## [FRAGMENTO DEL TEXTO]
━━━━

La pandemia, detalla el informe 'Covid-19 y discapacidades intelectuales y del desarrollo' del INICO, ha provocado en muchos casos que estas personas no recibieran los apoyos habituales, lo que se tradujo en mayor nerviosismo y ansiedad, un aumento de los problemas de conducta y un retroceso en habilidades previamente adquiridas, situaciones todas ellas que se han cobrado asimismo un peaje en las familias.

«No se denuncia lo bastante»

Ana Vidal, coordinadora de ProTGD, entiende que la pandemia no ha significado un aumento de episodios negativos, pero ha servido para poner «más de manifiesto» las carencias del sistema en todos los órdenes de la vida. «Desde actividades de tiempo libre y ocio como campamentos deportivos que organizan los ayuntamientos y donde se rechaza a estas personas con la excusa de que no hay personal especializado»; hasta los colegios «que invitan a las familias a sacar a sus hijos de allí el próximo curso 'ante la falta de recursos para atender las necesidades específicas de su hijo'». Y lo mismo en los comedores, las excursiones... «El sistema se tiene que adaptar a las personas, no al revés. Aunque deseemos no verlo, hay gente que no encaja en el molde y no por eso deben renunciar a sus derechos».

━━━━

## [ÍTEMS DEL CONJUNTO]
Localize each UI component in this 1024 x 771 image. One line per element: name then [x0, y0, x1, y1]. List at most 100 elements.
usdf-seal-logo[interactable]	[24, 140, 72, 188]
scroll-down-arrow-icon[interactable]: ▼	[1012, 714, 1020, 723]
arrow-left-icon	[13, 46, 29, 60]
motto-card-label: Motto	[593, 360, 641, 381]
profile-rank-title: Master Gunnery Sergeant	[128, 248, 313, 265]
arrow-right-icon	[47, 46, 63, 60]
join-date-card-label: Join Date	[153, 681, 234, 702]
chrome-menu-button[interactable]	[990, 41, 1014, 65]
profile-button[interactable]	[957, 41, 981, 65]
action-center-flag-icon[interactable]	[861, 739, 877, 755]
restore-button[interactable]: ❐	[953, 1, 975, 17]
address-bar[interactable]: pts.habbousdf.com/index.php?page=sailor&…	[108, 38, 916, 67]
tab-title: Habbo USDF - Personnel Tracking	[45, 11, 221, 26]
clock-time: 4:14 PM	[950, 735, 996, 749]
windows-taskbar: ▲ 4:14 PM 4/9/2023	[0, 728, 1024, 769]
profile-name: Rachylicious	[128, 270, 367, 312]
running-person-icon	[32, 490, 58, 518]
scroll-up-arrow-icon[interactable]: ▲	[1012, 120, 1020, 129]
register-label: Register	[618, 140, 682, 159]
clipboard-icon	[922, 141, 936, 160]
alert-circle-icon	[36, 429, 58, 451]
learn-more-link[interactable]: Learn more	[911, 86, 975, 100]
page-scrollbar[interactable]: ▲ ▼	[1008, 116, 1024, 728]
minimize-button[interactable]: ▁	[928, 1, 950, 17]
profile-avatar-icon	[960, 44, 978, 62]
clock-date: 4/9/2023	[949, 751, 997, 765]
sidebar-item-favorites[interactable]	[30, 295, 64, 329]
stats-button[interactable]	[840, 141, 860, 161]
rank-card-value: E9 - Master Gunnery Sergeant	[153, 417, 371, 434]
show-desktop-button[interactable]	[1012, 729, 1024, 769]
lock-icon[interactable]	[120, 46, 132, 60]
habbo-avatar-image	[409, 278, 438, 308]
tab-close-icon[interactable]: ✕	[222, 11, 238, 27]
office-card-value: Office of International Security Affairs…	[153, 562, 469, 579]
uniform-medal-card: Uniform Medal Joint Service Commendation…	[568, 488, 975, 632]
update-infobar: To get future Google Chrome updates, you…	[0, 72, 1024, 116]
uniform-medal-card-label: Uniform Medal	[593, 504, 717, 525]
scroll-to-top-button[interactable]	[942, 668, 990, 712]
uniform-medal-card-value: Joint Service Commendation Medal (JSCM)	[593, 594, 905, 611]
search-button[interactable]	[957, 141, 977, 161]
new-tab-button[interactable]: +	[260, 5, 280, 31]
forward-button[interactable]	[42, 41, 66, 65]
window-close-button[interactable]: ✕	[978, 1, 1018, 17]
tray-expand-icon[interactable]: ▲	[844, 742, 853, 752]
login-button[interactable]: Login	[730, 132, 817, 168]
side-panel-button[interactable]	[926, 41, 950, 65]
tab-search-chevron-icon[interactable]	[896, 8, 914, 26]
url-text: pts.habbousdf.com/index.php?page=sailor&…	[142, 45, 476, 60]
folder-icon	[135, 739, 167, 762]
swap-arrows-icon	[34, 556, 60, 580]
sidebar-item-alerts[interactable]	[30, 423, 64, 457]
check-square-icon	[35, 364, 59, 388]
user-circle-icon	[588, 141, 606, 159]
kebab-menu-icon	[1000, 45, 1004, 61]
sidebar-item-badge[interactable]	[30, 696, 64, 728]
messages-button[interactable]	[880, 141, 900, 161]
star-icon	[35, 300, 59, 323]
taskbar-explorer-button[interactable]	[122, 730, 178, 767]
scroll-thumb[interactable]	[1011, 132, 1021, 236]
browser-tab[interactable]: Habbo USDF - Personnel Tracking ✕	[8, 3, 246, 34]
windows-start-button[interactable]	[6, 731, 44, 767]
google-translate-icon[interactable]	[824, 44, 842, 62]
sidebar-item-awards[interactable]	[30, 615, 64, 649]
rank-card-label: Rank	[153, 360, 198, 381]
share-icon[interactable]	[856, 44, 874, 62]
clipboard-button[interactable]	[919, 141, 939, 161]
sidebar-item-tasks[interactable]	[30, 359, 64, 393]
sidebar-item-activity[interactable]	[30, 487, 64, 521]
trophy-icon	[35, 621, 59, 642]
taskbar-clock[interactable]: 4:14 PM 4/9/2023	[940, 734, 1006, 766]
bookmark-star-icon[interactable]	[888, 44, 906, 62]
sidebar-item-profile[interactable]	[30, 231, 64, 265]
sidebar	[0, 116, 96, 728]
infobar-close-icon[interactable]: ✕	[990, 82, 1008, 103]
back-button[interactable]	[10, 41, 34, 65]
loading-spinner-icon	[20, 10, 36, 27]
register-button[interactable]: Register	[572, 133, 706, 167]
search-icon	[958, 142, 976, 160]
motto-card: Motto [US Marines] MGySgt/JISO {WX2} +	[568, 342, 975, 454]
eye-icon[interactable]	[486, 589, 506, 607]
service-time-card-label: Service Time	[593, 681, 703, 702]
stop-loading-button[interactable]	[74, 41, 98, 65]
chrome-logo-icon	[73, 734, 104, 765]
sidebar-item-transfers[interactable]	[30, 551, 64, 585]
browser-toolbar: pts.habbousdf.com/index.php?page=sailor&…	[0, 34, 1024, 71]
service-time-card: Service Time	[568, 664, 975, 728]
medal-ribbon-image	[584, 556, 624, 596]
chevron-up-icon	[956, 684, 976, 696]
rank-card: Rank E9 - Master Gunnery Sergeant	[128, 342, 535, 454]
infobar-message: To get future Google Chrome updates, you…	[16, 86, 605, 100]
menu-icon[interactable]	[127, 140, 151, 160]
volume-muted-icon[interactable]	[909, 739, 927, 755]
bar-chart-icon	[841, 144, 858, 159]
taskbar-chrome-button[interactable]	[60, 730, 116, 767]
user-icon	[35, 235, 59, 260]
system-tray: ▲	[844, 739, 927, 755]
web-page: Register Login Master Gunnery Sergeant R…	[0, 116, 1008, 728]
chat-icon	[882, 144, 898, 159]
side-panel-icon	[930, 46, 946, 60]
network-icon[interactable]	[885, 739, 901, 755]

━━━━

## [INSTRUCCIONES]
1/ Según el fragmento sobre la pandemia y la discapacidad, ¿qué cargo ocupa Ana Vidal?
2/ Convierte en una lista breve el párrafo del fragmento sobre la pandemia y la discapacidad que empieza con «La pandemia, detalla el informe», conservando sus datos principales.
3/ Prolonga el fragmento sobre la pandemia y la discapacidad a partir de su última oración.
Los ítems no intervienen en estas tareas.

## [CONJUNTO DE RESPUESTAS]
1/ Es coordinadora de ProTGD.

2/
Según el informe «Covid-19 y discapacidades intelectuales y del desarrollo» del INICO, la pandemia hizo que muchas de estas personas no recibieran sus apoyos habituales, lo que provocó:
- mayor nerviosismo y ansiedad;
- un aumento de los problemas de conducta;
- un retroceso en habilidades previamente adquiridas;
- un peaje también para las familias.

3/
«La sociedad no está preparada para lidiar con esta situación», sostiene Inés de Araoz. «Al final, es un problema de prejuicios, de estereotipos, muchas veces de no considerar a estas personas como nuestros iguales. Hablamos de gente que hasta hace poco no podía votar, que se podía esterilizar, cuya capacidad jurídica se cuestiona para hacer testamento o para internarla de por vida en contra de su voluntad. No es caridad, esta gente es sujeto de derechos».

El caso de Jimmy llegará a los tribunales, pero eso no siempre es así. Muchas de las conductas que atentan contra la dignidad de estas personas no se denuncian, en parte por la vulnerabilidad de las víctimas y sus pocas herramientas para desenvolverse en un mundo que a menudo les resulta hostil. A juicio de Araoz, «hay un problema de infradenuncia, primero por el desconocimiento que estas personas y sus familias tienen de los derechos que les asisten, pero también por la falta de apoyos durante el procedimiento, que incluso puede llevar a su revictimización y que pone de relieve la necesidad de ajustes».

  • 17,5% de los encuestados por la plataforma Plena Inclusión, que aglutina a 935 asociaciones en España, afirma haber sufrido en los períodos de confinamiento «maltrato» por parte de sus vecinos cuando realizaban salidas terapéuticas (una queja que se hace extensiva a los agentes del orden en el 6,3% de los casos consultados). El 38% de estas personas realizó menos paseos de los necesarios.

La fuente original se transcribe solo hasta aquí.